OBJECTIVE: Your task is to count the lines of the entries below that include the word "document" and to give only the resulting number.

MATERIAL PROVIDED:
━━━━━━
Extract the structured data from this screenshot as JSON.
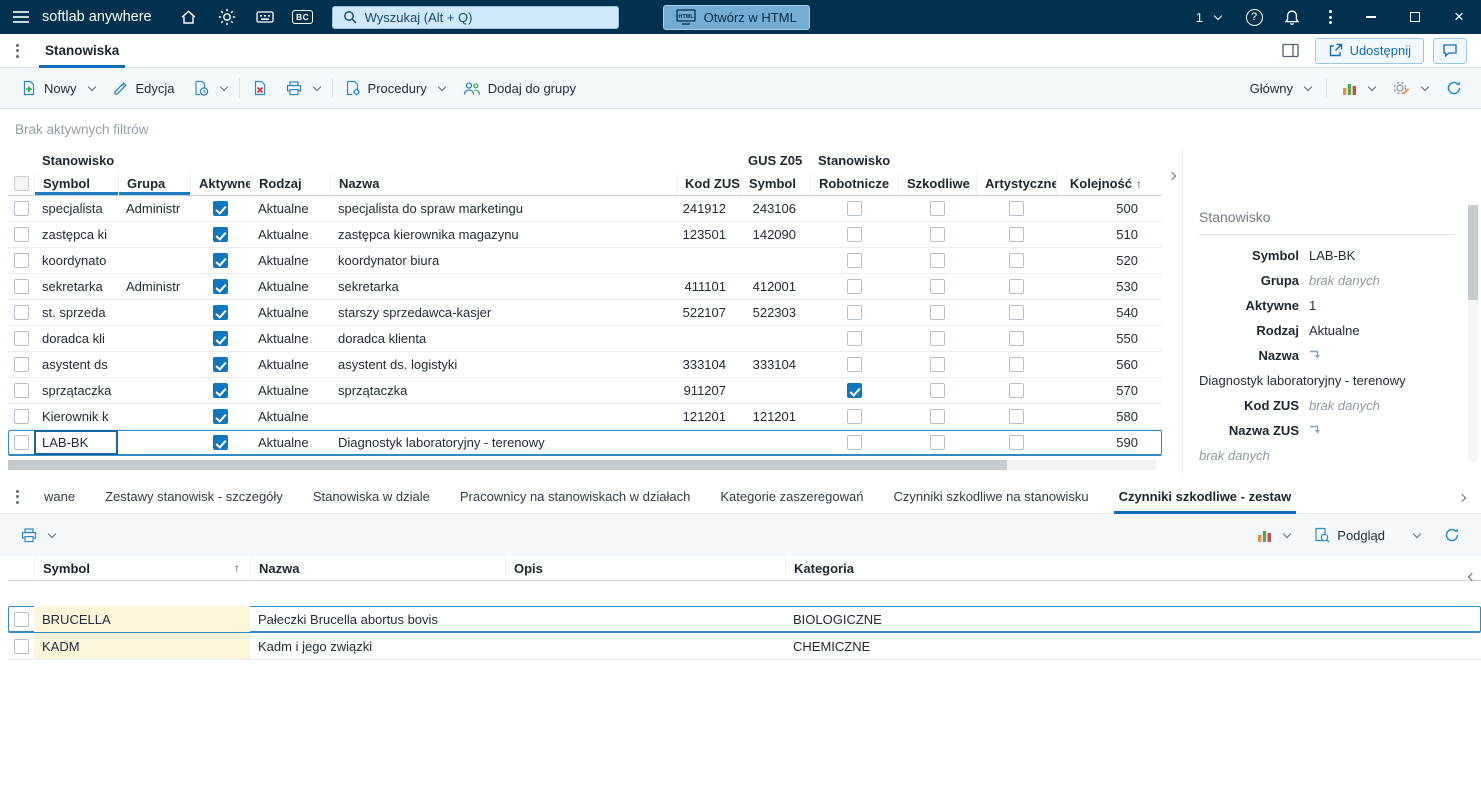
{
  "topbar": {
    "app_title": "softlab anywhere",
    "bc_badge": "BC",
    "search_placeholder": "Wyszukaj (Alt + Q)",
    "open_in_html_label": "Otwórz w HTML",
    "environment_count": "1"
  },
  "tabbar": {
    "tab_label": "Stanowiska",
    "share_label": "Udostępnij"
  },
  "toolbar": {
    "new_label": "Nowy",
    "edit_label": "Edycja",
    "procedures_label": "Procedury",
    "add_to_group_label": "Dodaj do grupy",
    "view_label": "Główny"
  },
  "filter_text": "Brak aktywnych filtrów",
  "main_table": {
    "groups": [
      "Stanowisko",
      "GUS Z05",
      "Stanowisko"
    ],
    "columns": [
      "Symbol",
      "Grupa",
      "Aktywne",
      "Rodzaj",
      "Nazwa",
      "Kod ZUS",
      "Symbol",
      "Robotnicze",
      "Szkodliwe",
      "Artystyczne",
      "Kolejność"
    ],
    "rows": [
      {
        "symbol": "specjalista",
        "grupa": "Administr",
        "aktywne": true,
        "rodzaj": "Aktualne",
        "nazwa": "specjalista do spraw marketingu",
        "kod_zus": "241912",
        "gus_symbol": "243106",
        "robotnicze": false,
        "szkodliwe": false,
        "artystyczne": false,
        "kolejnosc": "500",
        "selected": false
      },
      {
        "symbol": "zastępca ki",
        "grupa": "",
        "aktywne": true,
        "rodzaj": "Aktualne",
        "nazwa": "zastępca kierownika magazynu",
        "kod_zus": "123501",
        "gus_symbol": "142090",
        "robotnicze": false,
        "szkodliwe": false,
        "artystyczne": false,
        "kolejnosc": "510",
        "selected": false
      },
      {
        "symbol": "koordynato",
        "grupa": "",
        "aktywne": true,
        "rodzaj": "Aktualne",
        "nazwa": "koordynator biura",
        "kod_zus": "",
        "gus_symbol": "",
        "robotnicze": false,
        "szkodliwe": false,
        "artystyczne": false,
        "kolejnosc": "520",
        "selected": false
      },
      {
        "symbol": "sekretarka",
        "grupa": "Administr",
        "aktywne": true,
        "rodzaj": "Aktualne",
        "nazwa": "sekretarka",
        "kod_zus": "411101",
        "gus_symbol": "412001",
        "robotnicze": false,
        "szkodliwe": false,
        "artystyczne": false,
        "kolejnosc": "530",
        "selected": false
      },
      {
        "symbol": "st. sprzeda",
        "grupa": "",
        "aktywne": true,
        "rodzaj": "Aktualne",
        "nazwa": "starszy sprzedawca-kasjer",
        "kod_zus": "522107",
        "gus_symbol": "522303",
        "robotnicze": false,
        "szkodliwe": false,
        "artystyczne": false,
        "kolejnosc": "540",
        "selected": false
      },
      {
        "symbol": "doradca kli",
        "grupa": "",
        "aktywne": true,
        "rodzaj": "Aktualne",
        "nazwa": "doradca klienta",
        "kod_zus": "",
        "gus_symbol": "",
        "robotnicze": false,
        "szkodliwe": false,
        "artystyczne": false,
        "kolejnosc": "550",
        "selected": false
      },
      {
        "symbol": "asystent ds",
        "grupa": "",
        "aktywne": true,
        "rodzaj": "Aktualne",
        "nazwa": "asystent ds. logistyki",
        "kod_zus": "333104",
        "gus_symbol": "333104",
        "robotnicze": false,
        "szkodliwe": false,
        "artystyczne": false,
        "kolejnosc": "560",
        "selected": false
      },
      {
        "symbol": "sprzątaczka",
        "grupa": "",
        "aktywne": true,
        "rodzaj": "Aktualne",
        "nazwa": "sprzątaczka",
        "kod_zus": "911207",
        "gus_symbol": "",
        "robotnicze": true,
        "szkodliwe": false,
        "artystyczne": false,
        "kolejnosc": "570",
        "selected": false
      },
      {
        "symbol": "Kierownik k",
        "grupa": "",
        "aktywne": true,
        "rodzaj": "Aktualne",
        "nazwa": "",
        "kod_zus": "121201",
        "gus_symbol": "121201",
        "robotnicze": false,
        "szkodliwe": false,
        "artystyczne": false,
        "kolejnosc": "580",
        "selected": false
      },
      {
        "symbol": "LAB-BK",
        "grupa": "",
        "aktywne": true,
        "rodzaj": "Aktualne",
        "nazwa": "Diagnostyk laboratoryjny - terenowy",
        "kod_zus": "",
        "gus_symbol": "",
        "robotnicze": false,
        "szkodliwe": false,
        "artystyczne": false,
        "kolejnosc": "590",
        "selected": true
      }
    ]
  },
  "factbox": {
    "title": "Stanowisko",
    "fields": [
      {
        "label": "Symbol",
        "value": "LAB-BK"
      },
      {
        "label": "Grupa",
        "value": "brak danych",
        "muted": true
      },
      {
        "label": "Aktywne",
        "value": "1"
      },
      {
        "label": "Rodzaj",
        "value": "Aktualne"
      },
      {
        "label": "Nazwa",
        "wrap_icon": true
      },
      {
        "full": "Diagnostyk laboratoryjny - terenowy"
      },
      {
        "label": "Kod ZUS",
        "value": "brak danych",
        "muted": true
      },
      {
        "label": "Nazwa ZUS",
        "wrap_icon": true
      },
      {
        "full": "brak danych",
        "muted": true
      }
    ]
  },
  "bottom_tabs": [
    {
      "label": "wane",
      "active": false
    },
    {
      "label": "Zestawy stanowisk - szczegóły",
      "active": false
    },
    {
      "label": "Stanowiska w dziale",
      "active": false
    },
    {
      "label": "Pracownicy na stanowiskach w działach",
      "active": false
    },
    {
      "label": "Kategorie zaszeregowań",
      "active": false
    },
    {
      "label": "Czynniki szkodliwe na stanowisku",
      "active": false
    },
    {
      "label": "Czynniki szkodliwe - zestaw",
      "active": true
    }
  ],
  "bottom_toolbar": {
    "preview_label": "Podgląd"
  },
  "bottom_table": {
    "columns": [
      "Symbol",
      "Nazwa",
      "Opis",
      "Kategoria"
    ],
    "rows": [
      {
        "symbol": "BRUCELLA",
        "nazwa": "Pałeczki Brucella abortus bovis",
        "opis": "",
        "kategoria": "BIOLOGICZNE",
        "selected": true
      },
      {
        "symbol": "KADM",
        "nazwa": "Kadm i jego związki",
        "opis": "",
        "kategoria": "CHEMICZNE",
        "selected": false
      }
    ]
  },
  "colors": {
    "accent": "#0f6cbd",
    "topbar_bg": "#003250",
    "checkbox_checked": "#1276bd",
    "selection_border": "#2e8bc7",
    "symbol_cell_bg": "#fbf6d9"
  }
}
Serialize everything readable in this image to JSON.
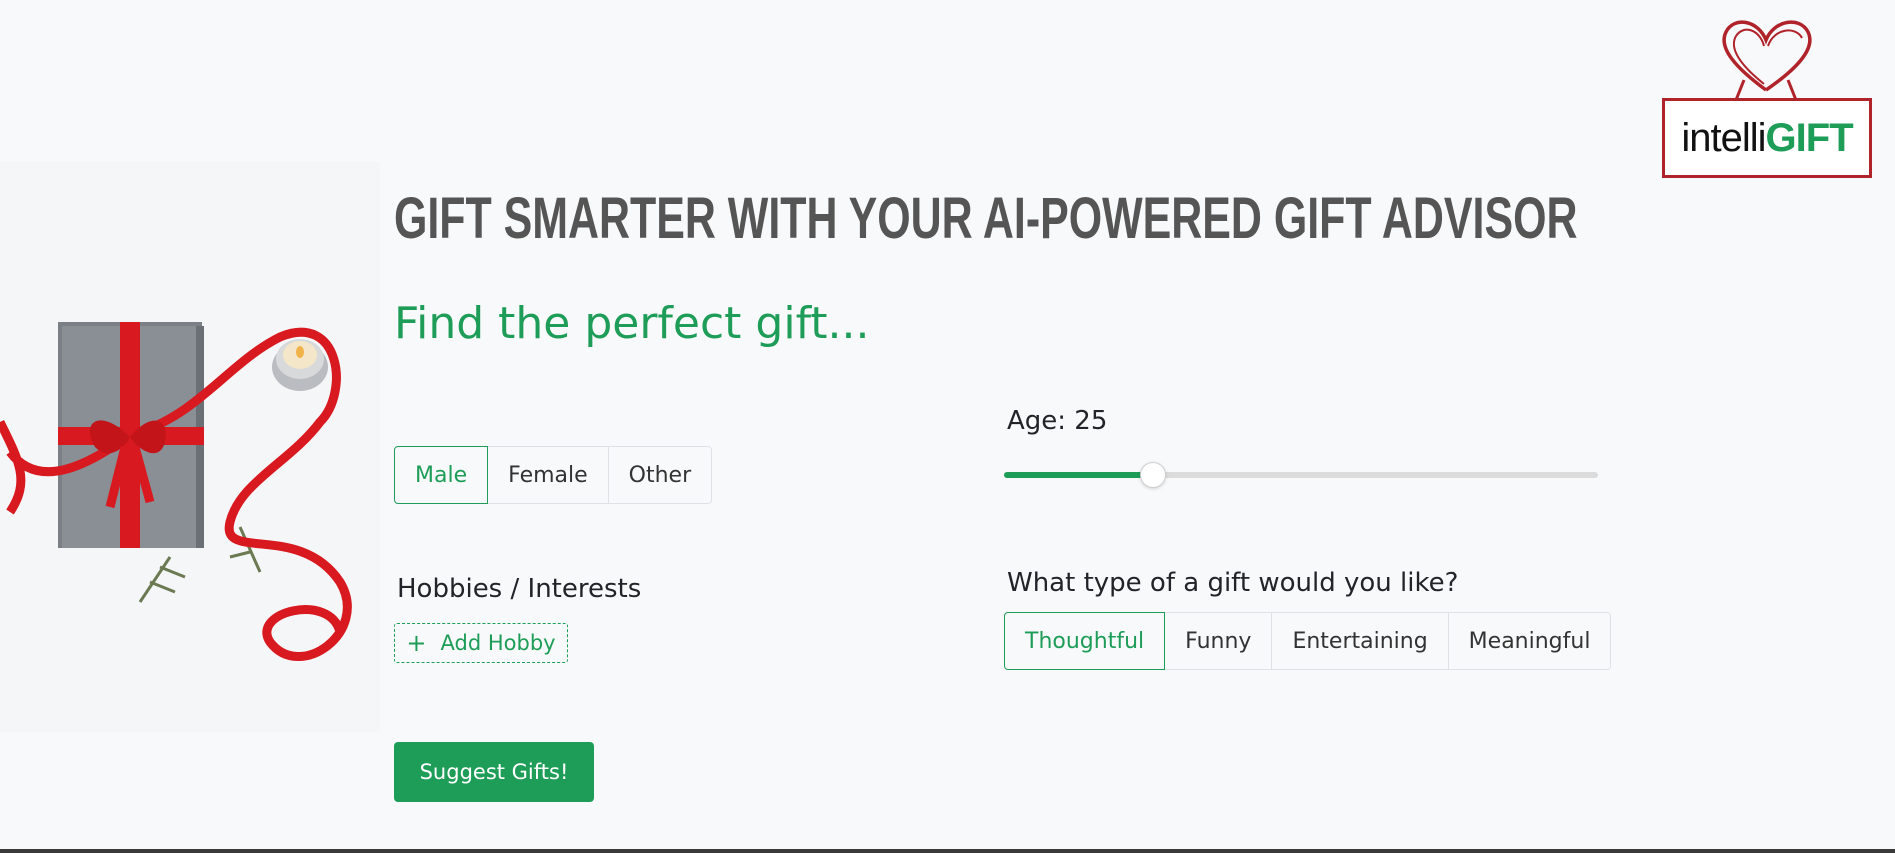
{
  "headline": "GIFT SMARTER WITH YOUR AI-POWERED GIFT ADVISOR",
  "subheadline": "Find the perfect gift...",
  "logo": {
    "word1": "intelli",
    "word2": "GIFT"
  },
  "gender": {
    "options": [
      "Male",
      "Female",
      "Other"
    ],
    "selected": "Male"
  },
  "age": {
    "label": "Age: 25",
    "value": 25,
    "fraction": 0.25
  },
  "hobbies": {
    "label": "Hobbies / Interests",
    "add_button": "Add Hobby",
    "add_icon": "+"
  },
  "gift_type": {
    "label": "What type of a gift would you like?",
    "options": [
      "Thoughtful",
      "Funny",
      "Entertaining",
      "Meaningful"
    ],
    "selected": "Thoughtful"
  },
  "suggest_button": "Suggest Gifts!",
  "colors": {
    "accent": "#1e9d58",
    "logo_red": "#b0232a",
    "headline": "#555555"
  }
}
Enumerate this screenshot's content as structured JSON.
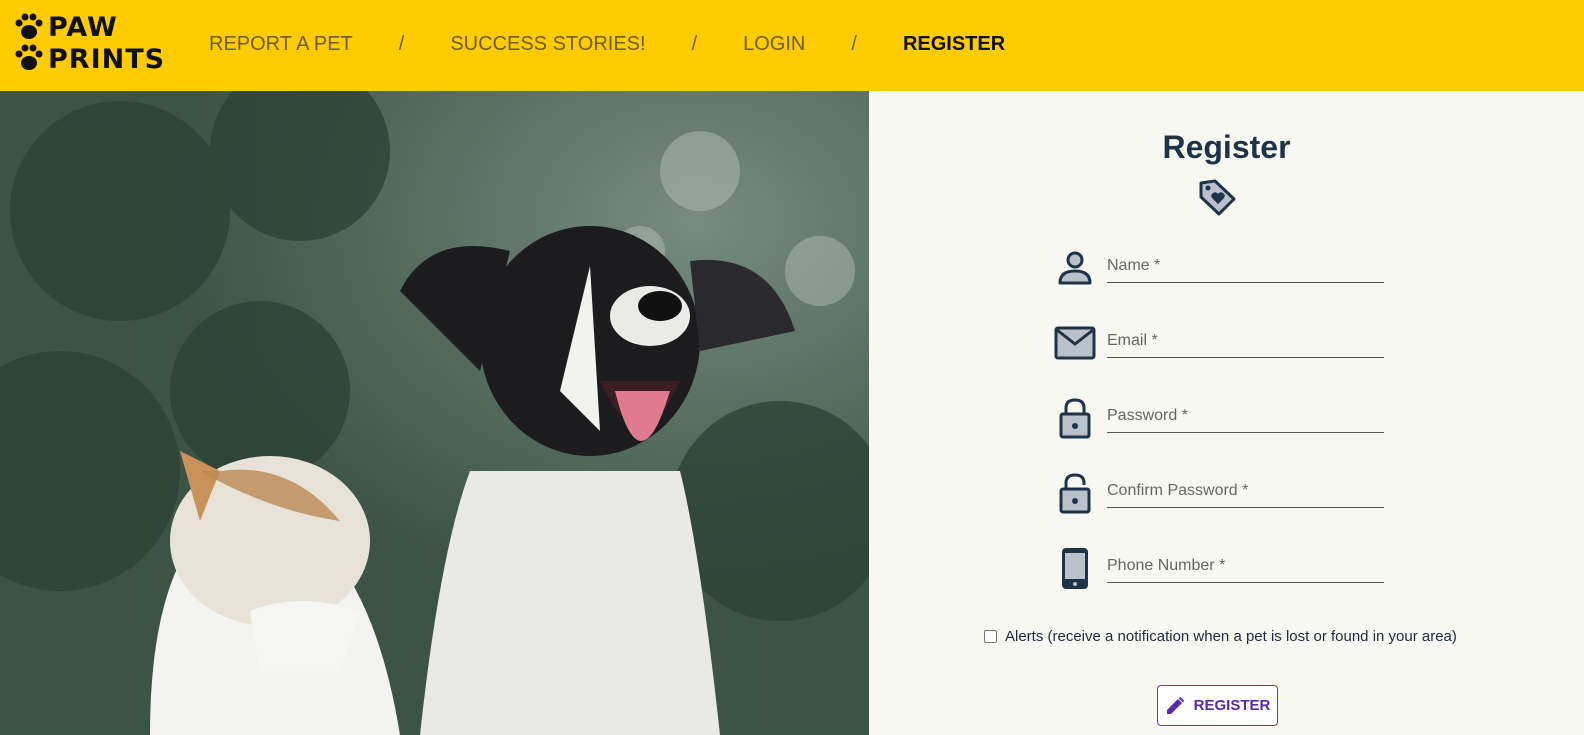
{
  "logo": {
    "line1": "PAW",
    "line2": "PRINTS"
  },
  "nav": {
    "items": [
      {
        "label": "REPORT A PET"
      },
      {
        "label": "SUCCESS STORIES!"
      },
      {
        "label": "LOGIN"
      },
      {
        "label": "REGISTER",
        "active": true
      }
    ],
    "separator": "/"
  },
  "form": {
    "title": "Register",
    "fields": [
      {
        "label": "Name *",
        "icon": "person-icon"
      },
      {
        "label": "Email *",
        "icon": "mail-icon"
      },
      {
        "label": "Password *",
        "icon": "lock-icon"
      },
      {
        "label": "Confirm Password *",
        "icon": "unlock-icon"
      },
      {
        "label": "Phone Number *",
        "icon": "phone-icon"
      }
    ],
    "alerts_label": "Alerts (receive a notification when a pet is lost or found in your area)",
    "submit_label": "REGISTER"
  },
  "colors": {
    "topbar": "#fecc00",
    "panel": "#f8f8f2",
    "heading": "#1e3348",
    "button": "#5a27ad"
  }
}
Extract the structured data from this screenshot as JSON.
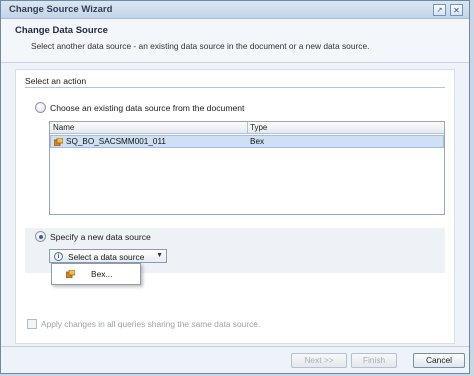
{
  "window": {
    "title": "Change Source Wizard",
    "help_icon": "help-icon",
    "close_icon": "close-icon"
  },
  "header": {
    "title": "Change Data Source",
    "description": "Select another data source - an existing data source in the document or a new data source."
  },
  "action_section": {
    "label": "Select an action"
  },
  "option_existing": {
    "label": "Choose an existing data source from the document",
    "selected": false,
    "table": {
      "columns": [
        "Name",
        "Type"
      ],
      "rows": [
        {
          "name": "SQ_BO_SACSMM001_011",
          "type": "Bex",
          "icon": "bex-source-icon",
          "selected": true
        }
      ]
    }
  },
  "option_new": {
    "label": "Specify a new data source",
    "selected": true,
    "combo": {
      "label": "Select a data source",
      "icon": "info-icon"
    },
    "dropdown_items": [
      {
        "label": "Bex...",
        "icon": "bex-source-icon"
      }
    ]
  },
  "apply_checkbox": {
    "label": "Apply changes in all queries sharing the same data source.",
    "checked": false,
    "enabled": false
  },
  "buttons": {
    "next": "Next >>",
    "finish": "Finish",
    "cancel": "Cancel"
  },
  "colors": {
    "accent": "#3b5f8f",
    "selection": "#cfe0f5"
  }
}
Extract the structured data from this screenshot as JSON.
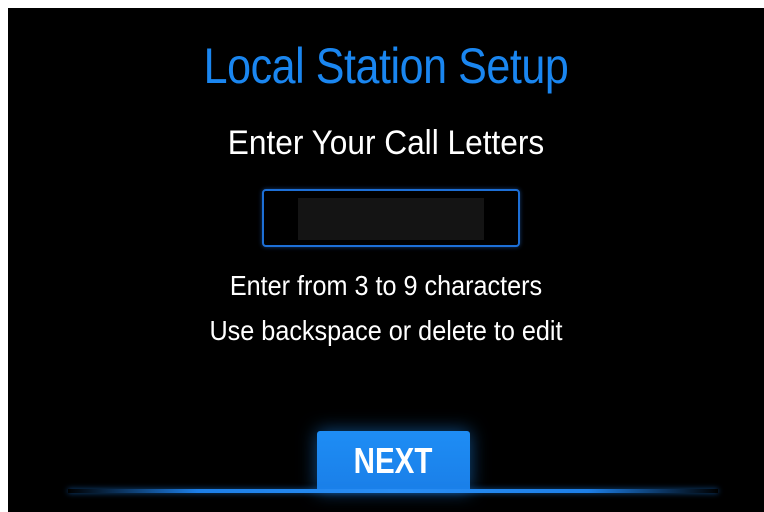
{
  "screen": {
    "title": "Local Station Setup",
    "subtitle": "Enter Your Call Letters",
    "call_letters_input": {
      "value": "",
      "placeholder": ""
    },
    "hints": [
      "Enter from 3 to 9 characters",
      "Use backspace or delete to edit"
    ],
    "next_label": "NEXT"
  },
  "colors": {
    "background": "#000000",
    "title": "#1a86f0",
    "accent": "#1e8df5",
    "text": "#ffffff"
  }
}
━━━━━━
CORRECT RESPONSE: 2